*TO DO*
Locate each line holding the string "left" and copy it.

-- Begin --

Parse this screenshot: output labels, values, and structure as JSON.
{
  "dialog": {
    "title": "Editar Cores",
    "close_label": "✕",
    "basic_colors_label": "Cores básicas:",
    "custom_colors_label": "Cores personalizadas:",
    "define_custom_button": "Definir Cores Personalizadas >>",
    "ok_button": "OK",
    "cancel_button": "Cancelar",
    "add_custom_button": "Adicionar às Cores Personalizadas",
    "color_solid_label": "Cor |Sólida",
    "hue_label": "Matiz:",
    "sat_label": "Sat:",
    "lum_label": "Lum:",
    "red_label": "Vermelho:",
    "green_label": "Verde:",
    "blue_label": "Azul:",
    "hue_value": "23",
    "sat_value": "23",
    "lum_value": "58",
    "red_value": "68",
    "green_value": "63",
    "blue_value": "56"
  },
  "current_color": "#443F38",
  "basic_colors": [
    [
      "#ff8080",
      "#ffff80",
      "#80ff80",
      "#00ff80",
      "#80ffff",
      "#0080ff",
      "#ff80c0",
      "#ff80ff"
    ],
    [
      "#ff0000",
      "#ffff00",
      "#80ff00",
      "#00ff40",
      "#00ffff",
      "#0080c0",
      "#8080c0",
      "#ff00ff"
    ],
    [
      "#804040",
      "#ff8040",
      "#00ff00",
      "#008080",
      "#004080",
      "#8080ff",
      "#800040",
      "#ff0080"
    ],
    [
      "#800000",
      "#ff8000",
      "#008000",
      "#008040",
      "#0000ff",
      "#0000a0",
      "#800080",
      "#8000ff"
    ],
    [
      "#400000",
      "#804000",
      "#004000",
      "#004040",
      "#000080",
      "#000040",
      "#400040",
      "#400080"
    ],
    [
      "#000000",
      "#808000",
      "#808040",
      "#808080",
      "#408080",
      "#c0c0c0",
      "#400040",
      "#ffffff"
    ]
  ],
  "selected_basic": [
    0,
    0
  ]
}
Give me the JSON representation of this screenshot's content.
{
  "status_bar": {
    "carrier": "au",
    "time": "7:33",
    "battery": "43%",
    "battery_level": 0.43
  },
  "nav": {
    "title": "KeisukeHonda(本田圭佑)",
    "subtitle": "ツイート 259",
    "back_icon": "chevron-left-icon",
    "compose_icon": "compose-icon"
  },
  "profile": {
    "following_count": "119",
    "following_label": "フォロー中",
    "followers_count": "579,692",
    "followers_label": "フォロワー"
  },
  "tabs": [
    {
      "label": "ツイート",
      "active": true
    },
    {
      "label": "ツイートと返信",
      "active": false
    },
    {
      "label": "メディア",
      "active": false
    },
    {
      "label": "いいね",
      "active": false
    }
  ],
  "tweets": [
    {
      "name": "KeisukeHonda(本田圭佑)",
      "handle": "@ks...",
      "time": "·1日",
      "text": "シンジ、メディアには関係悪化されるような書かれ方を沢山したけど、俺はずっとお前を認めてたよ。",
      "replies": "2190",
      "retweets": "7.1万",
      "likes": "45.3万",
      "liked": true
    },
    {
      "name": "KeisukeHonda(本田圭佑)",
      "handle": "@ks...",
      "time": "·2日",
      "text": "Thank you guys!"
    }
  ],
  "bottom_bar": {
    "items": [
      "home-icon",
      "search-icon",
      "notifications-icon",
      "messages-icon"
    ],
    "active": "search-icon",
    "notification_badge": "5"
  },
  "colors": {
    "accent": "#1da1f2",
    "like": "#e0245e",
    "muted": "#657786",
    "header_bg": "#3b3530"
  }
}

-- End --
-- Begin --

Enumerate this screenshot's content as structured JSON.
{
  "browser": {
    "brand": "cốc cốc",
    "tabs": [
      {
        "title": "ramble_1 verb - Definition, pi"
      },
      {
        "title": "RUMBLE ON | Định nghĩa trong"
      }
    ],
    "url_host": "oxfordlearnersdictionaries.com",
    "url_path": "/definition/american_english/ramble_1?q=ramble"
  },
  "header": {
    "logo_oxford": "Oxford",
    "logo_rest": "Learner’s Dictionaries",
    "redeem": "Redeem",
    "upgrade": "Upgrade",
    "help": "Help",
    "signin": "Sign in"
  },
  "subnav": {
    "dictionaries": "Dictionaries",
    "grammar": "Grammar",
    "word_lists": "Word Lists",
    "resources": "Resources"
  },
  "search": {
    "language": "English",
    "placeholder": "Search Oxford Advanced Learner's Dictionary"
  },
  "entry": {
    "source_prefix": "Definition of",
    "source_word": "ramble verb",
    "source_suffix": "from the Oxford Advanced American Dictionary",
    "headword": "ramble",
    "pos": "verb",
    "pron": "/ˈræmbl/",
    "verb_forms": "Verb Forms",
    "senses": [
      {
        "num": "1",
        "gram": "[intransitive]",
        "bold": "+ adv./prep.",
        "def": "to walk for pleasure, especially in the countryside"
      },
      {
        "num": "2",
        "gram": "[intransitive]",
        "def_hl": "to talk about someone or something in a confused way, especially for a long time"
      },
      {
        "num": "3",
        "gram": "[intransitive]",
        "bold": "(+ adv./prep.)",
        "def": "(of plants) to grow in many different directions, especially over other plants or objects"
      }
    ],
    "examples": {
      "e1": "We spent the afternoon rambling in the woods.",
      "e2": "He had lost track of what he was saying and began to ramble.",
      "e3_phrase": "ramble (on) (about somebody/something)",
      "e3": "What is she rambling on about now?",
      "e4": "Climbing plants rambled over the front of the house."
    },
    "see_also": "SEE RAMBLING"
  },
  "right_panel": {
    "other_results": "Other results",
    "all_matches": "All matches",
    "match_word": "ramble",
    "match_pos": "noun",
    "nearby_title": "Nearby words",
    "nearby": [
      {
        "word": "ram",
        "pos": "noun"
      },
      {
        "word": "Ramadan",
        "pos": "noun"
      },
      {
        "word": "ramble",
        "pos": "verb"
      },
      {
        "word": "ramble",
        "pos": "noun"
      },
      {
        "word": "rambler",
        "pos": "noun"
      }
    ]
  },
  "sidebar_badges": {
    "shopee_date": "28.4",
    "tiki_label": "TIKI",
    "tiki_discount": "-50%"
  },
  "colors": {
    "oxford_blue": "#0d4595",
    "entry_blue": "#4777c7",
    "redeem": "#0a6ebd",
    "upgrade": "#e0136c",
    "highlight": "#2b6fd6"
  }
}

-- End --
-- Begin --

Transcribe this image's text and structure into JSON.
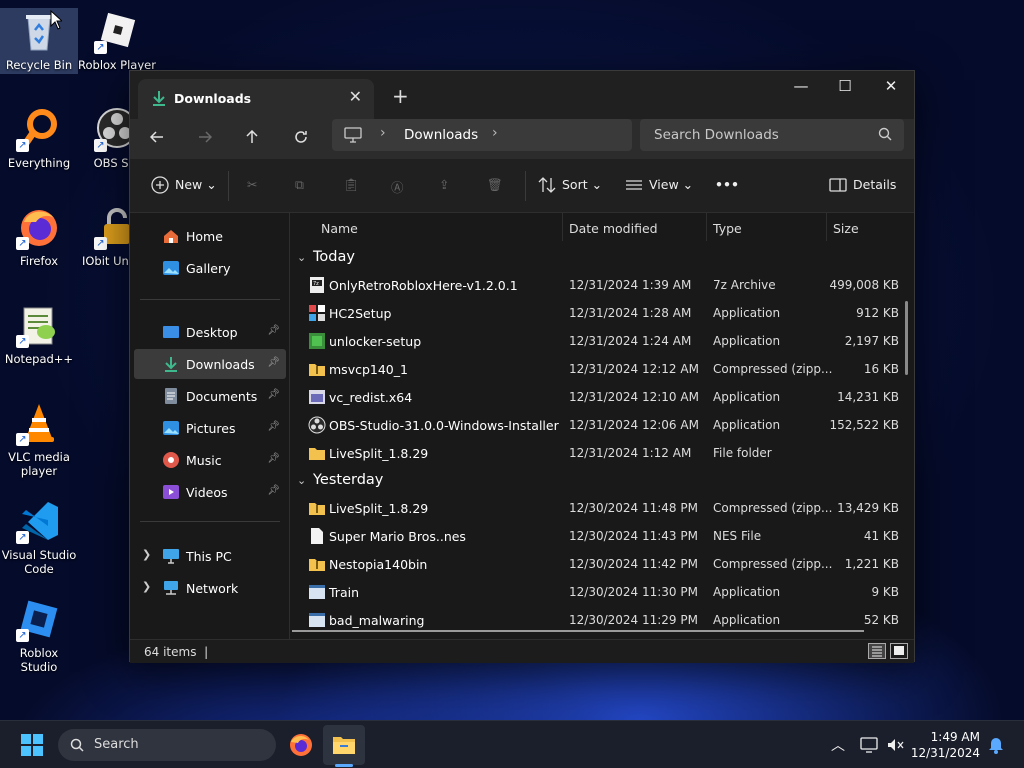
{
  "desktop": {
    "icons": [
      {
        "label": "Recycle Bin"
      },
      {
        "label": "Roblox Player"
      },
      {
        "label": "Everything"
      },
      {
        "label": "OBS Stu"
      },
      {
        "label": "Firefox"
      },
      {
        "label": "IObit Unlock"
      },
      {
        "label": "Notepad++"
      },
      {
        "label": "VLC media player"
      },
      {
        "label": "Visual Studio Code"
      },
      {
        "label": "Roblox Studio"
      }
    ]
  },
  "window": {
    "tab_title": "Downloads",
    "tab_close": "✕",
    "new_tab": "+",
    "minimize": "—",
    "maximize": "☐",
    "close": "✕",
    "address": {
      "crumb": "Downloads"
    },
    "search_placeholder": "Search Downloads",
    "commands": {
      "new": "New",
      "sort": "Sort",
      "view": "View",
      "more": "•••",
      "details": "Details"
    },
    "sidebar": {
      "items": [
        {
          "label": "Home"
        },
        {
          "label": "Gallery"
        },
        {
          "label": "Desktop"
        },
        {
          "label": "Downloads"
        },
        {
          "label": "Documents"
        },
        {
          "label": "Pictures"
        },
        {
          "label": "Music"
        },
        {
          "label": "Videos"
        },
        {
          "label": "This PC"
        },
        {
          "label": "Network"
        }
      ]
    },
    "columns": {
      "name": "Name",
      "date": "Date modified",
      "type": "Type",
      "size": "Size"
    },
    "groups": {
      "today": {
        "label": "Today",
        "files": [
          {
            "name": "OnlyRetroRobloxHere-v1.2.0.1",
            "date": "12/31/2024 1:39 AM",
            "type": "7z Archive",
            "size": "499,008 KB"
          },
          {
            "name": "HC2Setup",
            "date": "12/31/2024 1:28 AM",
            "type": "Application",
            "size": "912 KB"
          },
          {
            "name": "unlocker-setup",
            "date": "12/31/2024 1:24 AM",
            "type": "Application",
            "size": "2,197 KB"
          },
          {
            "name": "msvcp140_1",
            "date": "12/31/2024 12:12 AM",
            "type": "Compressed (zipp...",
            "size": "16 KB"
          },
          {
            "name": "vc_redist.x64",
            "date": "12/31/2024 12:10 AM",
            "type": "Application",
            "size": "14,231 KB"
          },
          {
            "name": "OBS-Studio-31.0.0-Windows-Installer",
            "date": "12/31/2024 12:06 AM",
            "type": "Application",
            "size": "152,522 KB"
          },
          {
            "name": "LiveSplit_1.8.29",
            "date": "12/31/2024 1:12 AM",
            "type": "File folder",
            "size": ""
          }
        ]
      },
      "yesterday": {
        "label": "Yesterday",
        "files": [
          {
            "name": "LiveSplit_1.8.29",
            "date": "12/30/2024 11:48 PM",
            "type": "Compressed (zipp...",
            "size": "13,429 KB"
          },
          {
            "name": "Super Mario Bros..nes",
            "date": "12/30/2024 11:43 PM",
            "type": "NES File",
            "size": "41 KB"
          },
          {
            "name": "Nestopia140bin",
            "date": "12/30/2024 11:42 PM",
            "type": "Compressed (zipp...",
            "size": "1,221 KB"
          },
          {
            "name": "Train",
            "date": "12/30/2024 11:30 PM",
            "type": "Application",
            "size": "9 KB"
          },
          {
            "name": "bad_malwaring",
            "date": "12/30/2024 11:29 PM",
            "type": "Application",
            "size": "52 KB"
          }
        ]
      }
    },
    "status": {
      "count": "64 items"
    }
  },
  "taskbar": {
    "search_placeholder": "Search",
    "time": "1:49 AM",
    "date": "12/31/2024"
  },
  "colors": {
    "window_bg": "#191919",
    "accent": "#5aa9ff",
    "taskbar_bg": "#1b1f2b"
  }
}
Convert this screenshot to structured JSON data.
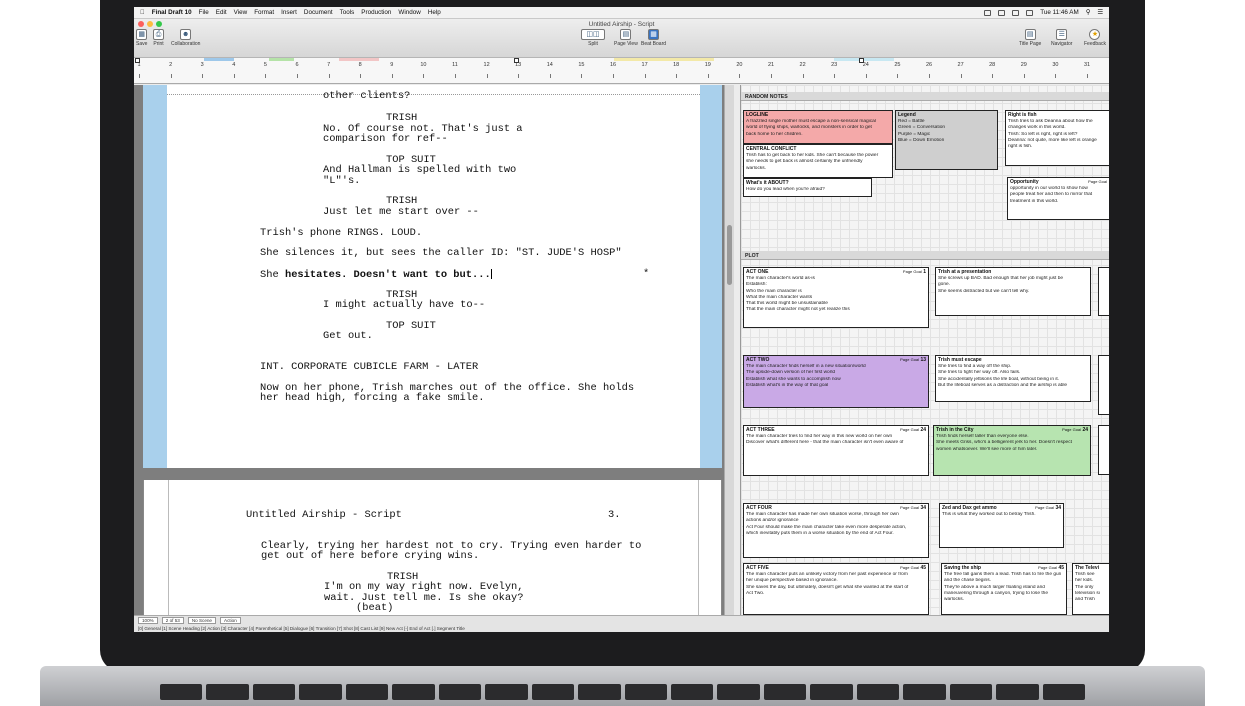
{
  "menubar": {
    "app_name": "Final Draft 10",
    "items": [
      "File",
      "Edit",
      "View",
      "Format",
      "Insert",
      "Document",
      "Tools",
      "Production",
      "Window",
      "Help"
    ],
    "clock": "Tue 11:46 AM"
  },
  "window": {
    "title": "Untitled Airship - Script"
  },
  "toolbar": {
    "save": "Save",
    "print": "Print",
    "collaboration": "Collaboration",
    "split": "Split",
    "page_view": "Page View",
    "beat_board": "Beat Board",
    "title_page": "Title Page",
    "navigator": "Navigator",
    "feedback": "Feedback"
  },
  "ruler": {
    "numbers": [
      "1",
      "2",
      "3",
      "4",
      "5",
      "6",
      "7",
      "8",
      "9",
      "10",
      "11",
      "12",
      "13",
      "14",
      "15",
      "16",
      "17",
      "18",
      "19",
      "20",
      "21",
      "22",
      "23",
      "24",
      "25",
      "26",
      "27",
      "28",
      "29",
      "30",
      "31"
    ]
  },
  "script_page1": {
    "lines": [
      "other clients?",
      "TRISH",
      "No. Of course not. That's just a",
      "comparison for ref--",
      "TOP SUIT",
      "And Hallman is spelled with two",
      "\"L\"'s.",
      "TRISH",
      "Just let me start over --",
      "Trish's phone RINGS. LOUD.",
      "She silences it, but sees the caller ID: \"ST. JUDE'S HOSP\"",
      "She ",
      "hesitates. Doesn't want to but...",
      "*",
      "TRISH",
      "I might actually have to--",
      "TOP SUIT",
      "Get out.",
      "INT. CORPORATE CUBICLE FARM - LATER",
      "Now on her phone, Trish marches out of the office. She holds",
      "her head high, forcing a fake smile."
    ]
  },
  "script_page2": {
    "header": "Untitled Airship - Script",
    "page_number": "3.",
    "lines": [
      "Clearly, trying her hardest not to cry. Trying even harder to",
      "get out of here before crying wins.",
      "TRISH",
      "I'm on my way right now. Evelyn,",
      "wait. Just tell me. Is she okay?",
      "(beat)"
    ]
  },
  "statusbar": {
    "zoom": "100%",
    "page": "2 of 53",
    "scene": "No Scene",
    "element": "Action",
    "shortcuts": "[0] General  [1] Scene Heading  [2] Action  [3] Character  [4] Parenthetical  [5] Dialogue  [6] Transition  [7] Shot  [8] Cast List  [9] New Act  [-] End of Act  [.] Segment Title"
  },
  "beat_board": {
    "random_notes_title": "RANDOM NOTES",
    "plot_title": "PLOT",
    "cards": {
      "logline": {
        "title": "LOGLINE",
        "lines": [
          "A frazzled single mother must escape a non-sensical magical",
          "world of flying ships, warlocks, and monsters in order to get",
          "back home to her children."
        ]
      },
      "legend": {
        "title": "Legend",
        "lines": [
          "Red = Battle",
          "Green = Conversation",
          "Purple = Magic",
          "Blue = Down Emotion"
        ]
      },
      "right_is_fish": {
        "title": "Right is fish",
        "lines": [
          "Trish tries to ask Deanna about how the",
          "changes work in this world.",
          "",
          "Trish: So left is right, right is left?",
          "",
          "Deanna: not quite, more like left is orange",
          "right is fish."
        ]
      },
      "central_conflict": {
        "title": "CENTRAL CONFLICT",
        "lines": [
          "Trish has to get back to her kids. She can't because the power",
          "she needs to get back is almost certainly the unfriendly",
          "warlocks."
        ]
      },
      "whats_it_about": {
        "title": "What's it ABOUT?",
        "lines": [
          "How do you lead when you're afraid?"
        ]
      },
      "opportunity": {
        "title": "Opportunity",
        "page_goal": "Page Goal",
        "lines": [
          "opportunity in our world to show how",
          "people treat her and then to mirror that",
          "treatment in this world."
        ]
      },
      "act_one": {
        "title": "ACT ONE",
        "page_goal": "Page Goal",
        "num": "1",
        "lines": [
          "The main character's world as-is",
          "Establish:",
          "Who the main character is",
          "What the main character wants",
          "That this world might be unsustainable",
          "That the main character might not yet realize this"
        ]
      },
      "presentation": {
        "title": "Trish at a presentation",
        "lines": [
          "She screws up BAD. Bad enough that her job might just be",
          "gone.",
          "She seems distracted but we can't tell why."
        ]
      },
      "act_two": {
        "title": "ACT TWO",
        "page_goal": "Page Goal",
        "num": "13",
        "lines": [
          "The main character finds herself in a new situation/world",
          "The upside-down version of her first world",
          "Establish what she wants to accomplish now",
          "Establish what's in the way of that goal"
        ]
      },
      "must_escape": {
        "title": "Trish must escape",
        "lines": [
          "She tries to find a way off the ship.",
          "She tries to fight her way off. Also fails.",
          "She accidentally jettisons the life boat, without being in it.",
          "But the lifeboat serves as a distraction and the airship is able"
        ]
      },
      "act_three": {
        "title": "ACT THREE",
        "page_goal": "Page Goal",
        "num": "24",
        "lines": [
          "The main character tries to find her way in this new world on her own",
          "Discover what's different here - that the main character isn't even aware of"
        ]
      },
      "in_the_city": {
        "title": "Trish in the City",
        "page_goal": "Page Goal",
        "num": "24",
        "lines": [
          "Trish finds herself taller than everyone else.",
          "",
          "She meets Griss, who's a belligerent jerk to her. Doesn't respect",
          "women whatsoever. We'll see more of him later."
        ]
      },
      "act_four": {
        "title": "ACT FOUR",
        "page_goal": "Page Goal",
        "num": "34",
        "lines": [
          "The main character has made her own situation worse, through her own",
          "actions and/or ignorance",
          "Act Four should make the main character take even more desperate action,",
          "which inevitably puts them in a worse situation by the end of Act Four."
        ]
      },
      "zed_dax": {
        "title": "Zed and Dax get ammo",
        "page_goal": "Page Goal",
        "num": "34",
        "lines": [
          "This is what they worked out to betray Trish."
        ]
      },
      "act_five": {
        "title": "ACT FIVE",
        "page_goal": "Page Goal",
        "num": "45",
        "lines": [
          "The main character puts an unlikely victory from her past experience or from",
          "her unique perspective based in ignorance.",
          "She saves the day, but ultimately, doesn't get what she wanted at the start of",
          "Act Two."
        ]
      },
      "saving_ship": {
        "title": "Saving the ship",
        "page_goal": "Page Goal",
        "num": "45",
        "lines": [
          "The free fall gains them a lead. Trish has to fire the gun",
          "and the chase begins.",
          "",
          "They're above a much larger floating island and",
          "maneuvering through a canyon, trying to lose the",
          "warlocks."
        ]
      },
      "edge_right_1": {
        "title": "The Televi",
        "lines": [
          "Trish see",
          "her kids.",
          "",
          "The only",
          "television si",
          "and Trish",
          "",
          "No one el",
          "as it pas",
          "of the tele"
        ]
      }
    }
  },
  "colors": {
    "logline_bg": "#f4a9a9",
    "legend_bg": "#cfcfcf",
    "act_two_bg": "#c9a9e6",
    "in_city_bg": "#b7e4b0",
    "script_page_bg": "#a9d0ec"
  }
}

-- End --

*RESULT BELOW*
    "back_icon": "chevron-left-icon",
          "Trish: So left is right, right is left?",
          "Deanna: not quite, more like left is orange",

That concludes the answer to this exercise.